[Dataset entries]
--------------------------------------------------

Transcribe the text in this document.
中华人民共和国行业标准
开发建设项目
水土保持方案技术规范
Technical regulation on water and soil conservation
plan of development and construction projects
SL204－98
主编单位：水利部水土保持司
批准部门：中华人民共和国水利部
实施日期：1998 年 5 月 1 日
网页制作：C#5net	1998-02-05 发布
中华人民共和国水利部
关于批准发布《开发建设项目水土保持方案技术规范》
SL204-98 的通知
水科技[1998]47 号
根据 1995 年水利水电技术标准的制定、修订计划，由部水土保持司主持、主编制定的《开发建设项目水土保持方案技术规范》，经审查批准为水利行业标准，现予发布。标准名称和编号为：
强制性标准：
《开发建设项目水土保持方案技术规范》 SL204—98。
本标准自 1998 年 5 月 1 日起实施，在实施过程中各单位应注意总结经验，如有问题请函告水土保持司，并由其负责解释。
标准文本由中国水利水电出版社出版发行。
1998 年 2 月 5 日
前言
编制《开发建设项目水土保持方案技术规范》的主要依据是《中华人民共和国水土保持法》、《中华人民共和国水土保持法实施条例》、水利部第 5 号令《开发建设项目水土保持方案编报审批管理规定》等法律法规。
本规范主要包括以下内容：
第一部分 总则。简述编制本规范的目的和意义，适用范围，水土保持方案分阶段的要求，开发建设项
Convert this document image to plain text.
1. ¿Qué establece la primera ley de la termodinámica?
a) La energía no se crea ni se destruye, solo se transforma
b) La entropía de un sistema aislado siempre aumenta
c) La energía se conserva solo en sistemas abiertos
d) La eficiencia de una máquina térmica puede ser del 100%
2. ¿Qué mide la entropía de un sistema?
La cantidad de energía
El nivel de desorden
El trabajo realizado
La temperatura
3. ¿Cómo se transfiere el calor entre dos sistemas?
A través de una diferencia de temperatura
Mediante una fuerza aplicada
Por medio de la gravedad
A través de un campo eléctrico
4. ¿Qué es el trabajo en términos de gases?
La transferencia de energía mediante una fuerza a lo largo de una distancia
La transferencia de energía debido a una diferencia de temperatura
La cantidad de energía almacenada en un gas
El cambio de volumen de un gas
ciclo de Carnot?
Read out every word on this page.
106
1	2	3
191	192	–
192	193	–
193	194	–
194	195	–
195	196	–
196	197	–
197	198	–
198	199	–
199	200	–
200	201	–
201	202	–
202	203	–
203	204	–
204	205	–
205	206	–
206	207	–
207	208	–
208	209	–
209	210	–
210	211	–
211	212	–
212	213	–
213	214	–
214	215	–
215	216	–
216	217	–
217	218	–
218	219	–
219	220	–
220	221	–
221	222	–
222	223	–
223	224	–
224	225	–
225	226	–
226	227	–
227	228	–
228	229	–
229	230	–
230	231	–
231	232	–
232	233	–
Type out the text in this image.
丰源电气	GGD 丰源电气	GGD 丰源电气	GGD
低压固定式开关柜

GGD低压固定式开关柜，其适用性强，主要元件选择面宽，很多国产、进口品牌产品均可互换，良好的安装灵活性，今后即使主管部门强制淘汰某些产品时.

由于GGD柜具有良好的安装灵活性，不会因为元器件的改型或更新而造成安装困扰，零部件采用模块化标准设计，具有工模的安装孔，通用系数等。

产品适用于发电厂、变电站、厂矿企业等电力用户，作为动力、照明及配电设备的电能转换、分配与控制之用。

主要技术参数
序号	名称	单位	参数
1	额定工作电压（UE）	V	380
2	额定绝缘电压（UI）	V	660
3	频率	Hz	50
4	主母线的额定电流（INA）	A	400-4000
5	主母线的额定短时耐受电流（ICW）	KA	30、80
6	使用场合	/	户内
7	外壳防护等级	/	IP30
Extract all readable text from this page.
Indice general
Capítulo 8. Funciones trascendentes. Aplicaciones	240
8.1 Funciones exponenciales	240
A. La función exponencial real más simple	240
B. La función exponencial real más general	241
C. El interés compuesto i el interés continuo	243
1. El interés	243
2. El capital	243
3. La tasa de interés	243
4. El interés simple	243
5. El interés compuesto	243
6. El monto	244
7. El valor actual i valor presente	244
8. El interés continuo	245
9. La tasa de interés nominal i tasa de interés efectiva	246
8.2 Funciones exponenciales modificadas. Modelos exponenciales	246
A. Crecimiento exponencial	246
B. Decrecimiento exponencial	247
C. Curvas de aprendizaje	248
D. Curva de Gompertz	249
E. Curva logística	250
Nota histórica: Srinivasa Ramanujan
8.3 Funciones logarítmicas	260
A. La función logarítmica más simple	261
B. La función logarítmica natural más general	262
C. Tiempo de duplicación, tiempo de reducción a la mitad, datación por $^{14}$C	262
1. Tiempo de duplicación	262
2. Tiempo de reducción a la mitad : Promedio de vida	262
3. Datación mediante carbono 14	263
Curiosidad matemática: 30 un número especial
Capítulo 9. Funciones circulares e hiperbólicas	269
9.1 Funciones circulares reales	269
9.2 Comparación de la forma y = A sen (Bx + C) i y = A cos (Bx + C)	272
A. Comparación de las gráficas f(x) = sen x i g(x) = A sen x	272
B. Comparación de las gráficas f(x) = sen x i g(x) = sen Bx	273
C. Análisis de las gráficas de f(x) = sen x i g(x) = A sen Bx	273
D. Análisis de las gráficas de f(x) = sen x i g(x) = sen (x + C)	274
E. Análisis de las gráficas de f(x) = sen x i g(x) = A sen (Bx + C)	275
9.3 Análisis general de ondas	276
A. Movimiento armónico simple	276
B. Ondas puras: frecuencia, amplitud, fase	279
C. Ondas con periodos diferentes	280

--------------------------------------------------

_To do_
Copy out each line of the records that holds the string "fuerza".

_Exercise answer_
Mediante una fuerza aplicada
La transferencia de energía mediante una fuerza a lo largo de una distancia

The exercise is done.